__MATERIAL PROVIDED__
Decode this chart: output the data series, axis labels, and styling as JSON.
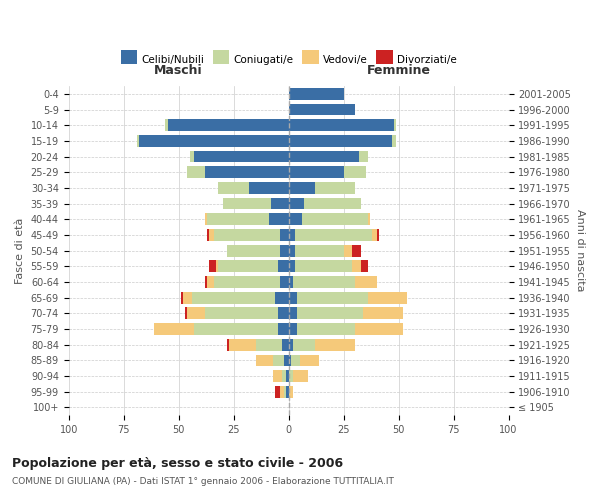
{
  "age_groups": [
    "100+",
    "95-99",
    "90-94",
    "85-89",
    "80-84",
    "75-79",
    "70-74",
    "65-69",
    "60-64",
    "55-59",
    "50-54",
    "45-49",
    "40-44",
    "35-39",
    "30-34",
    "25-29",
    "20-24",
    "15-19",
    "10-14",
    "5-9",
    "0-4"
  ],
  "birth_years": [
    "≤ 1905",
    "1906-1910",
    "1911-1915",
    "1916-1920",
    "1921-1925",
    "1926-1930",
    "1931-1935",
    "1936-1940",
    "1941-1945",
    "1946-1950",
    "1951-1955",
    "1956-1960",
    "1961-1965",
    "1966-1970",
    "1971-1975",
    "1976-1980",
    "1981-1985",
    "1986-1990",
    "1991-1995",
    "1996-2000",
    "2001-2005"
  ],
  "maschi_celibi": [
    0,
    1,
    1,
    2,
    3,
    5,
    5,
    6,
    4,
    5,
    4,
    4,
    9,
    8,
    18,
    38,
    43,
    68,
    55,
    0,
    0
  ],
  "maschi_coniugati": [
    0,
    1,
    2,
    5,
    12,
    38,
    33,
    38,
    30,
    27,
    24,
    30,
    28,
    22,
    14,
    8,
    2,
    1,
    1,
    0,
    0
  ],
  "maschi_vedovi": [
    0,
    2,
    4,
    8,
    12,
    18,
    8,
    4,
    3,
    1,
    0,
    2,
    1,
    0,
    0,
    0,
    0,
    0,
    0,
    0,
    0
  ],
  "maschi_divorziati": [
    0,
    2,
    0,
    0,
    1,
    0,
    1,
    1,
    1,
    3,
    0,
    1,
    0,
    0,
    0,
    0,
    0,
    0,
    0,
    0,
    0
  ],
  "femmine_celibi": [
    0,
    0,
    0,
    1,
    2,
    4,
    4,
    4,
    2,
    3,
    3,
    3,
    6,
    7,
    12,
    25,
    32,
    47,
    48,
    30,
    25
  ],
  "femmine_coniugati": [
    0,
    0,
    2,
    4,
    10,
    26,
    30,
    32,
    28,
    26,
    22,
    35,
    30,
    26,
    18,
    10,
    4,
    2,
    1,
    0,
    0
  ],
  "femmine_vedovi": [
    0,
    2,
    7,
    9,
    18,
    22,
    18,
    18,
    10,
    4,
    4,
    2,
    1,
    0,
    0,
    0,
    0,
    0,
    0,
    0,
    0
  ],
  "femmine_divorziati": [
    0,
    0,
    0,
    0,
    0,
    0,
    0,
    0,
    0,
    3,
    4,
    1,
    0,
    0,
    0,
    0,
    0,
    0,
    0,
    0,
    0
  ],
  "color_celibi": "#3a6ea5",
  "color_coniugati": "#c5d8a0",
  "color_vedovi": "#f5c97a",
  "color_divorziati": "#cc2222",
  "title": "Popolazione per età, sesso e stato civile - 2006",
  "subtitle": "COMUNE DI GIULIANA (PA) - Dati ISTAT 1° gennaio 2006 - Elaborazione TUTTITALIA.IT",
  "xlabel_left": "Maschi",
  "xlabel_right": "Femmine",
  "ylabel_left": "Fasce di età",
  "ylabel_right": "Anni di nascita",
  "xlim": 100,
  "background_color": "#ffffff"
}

__STATED PROBLEM__
Write the entries above out in full, exactly, with no images.

__FINAL ANSWER__
Decode this chart: output the data series, axis labels, and styling as JSON.
{
  "age_groups": [
    "100+",
    "95-99",
    "90-94",
    "85-89",
    "80-84",
    "75-79",
    "70-74",
    "65-69",
    "60-64",
    "55-59",
    "50-54",
    "45-49",
    "40-44",
    "35-39",
    "30-34",
    "25-29",
    "20-24",
    "15-19",
    "10-14",
    "5-9",
    "0-4"
  ],
  "birth_years": [
    "≤ 1905",
    "1906-1910",
    "1911-1915",
    "1916-1920",
    "1921-1925",
    "1926-1930",
    "1931-1935",
    "1936-1940",
    "1941-1945",
    "1946-1950",
    "1951-1955",
    "1956-1960",
    "1961-1965",
    "1966-1970",
    "1971-1975",
    "1976-1980",
    "1981-1985",
    "1986-1990",
    "1991-1995",
    "1996-2000",
    "2001-2005"
  ],
  "maschi_celibi": [
    0,
    1,
    1,
    2,
    3,
    5,
    5,
    6,
    4,
    5,
    4,
    4,
    9,
    8,
    18,
    38,
    43,
    68,
    55,
    0,
    0
  ],
  "maschi_coniugati": [
    0,
    1,
    2,
    5,
    12,
    38,
    33,
    38,
    30,
    27,
    24,
    30,
    28,
    22,
    14,
    8,
    2,
    1,
    1,
    0,
    0
  ],
  "maschi_vedovi": [
    0,
    2,
    4,
    8,
    12,
    18,
    8,
    4,
    3,
    1,
    0,
    2,
    1,
    0,
    0,
    0,
    0,
    0,
    0,
    0,
    0
  ],
  "maschi_divorziati": [
    0,
    2,
    0,
    0,
    1,
    0,
    1,
    1,
    1,
    3,
    0,
    1,
    0,
    0,
    0,
    0,
    0,
    0,
    0,
    0,
    0
  ],
  "femmine_celibi": [
    0,
    0,
    0,
    1,
    2,
    4,
    4,
    4,
    2,
    3,
    3,
    3,
    6,
    7,
    12,
    25,
    32,
    47,
    48,
    30,
    25
  ],
  "femmine_coniugati": [
    0,
    0,
    2,
    4,
    10,
    26,
    30,
    32,
    28,
    26,
    22,
    35,
    30,
    26,
    18,
    10,
    4,
    2,
    1,
    0,
    0
  ],
  "femmine_vedovi": [
    0,
    2,
    7,
    9,
    18,
    22,
    18,
    18,
    10,
    4,
    4,
    2,
    1,
    0,
    0,
    0,
    0,
    0,
    0,
    0,
    0
  ],
  "femmine_divorziati": [
    0,
    0,
    0,
    0,
    0,
    0,
    0,
    0,
    0,
    3,
    4,
    1,
    0,
    0,
    0,
    0,
    0,
    0,
    0,
    0,
    0
  ],
  "color_celibi": "#3a6ea5",
  "color_coniugati": "#c5d8a0",
  "color_vedovi": "#f5c97a",
  "color_divorziati": "#cc2222",
  "title": "Popolazione per età, sesso e stato civile - 2006",
  "subtitle": "COMUNE DI GIULIANA (PA) - Dati ISTAT 1° gennaio 2006 - Elaborazione TUTTITALIA.IT",
  "xlabel_left": "Maschi",
  "xlabel_right": "Femmine",
  "ylabel_left": "Fasce di età",
  "ylabel_right": "Anni di nascita",
  "xlim": 100,
  "background_color": "#ffffff"
}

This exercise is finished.